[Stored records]
start

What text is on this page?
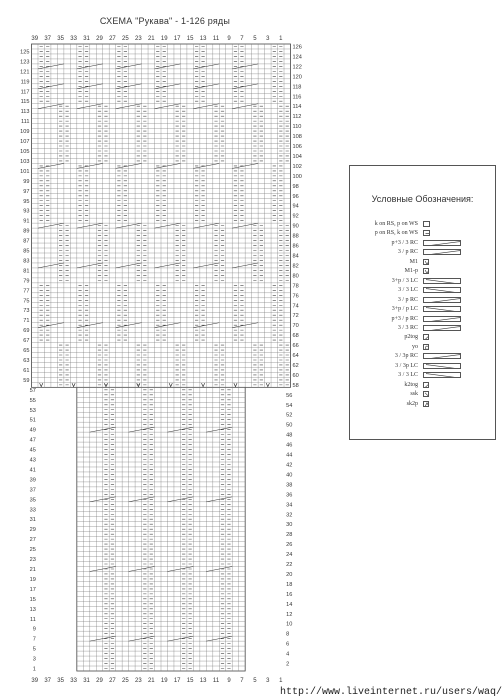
39
39
37
37
35
35
33
33
31
31
29
29
27
27
25
25
23
23
21
21
19
19
17
17
15
15
13
13
11
11
9
9
7
7
5
5
3
3
1
1
125
123
121
119
117
115
113
111
109
107
105
103
101
99
97
95
93
91
89
87
85
83
81
79
77
75
73
71
69
67
65
63
61
59
57
55
53
51
49
47
45
43
41
39
37
35
33
31
29
27
25
23
21
19
17
15
13
11
9
7
5
3
1
126
124
122
120
118
116
114
112
110
108
106
104
102
100
98
96
94
92
90
88
86
84
82
80
78
76
74
72
70
68
66
64
62
60
58
56
54
52
50
48
46
44
42
40
38
36
34
32
30
28
26
24
22
20
18
16
14
12
10
8
6
4
2
СХЕМА "Рукава" - 1-126 ряды
Условные Обозначения:
k on RS, p on WS
p on RS, k on WS
p+3 / 3 RC
3 / p RC
M1
M1-p
3+p / 3 LC
3 / 3 LC
3 / p RC
3+p / p LC
p+3 / p RC
3 / 3 RC
p2tog
yo
3 / 3p RC
3 / 3p LC
3 / 3 LC
k2tog
ssk
sk2p
http://www.liveinternet.ru/users/waq/
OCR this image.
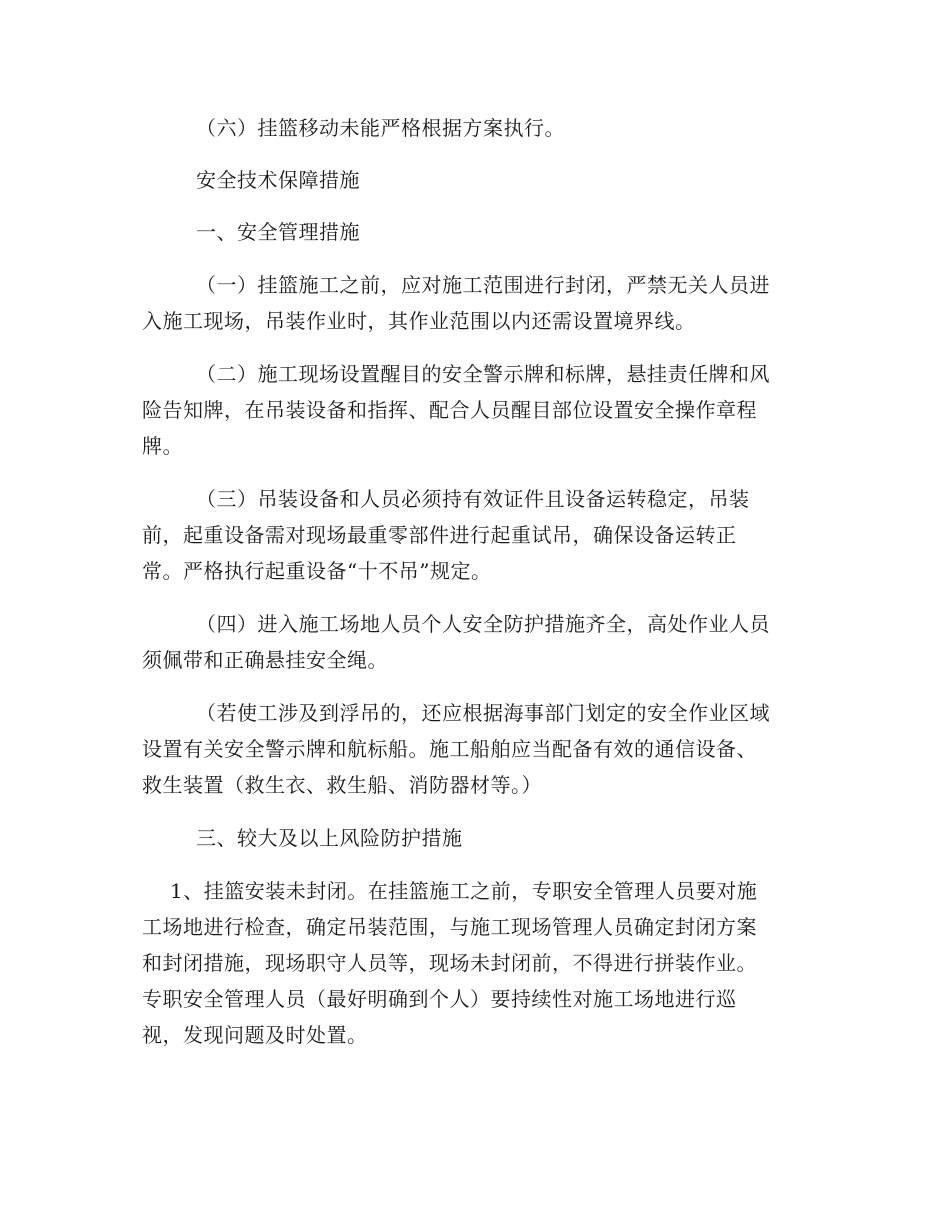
（六）挂篮移动未能严格根据方案执行。
安全技术保障措施
一、安全管理措施
（一）挂篮施工之前，应对施工范围进行封闭，严禁无关人员进
入施工现场，吊装作业时，其作业范围以内还需设置境界线。
（二）施工现场设置醒目的安全警示牌和标牌，悬挂责任牌和风
险告知牌，在吊装设备和指挥、配合人员醒目部位设置安全操作章程
牌。
（三）吊装设备和人员必须持有效证件且设备运转稳定，吊装
前，起重设备需对现场最重零部件进行起重试吊，确保设备运转正
常。严格执行起重设备“十不吊”规定。
（四）进入施工场地人员个人安全防护措施齐全，高处作业人员
须佩带和正确悬挂安全绳。
（若使工涉及到浮吊的，还应根据海事部门划定的安全作业区域
设置有关安全警示牌和航标船。施工船舶应当配备有效的通信设备、
救生装置（救生衣、救生船、消防器材等。）
三、较大及以上风险防护措施
1、挂篮安装未封闭。在挂篮施工之前，专职安全管理人员要对施
工场地进行检查，确定吊装范围，与施工现场管理人员确定封闭方案
和封闭措施，现场职守人员等，现场未封闭前，不得进行拼装作业。
专职安全管理人员（最好明确到个人）要持续性对施工场地进行巡
视，发现问题及时处置。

end

Stated goal:
Exclude the images and reproduce the remaining data exactly.

Solution for this exercise:
What text is on this page?
39
39
37
37
35
35
33
33
31
31
29
29
27
27
25
25
23
23
21
21
19
19
17
17
15
15
13
13
11
11
9
9
7
7
5
5
3
3
1
1
125
123
121
119
117
115
113
111
109
107
105
103
101
99
97
95
93
91
89
87
85
83
81
79
77
75
73
71
69
67
65
63
61
59
57
55
53
51
49
47
45
43
41
39
37
35
33
31
29
27
25
23
21
19
17
15
13
11
9
7
5
3
1
126
124
122
120
118
116
114
112
110
108
106
104
102
100
98
96
94
92
90
88
86
84
82
80
78
76
74
72
70
68
66
64
62
60
58
56
54
52
50
48
46
44
42
40
38
36
34
32
30
28
26
24
22
20
18
16
14
12
10
8
6
4
2
СХЕМА "Рукава" - 1-126 ряды
Условные Обозначения:
k on RS, p on WS
p on RS, k on WS
p+3 / 3 RC
3 / p RC
M1
M1-p
3+p / 3 LC
3 / 3 LC
3 / p RC
3+p / p LC
p+3 / p RC
3 / 3 RC
p2tog
yo
3 / 3p RC
3 / 3p LC
3 / 3 LC
k2tog
ssk
sk2p
http://www.liveinternet.ru/users/waq/
OCR this image.
（六）挂篮移动未能严格根据方案执行。
安全技术保障措施
一、安全管理措施
（一）挂篮施工之前，应对施工范围进行封闭，严禁无关人员进
入施工现场，吊装作业时，其作业范围以内还需设置境界线。
（二）施工现场设置醒目的安全警示牌和标牌，悬挂责任牌和风
险告知牌，在吊装设备和指挥、配合人员醒目部位设置安全操作章程
牌。
（三）吊装设备和人员必须持有效证件且设备运转稳定，吊装
前，起重设备需对现场最重零部件进行起重试吊，确保设备运转正
常。严格执行起重设备“十不吊”规定。
（四）进入施工场地人员个人安全防护措施齐全，高处作业人员
须佩带和正确悬挂安全绳。
（若使工涉及到浮吊的，还应根据海事部门划定的安全作业区域
设置有关安全警示牌和航标船。施工船舶应当配备有效的通信设备、
救生装置（救生衣、救生船、消防器材等。）
三、较大及以上风险防护措施
1、挂篮安装未封闭。在挂篮施工之前，专职安全管理人员要对施
工场地进行检查，确定吊装范围，与施工现场管理人员确定封闭方案
和封闭措施，现场职守人员等，现场未封闭前，不得进行拼装作业。
专职安全管理人员（最好明确到个人）要持续性对施工场地进行巡
视，发现问题及时处置。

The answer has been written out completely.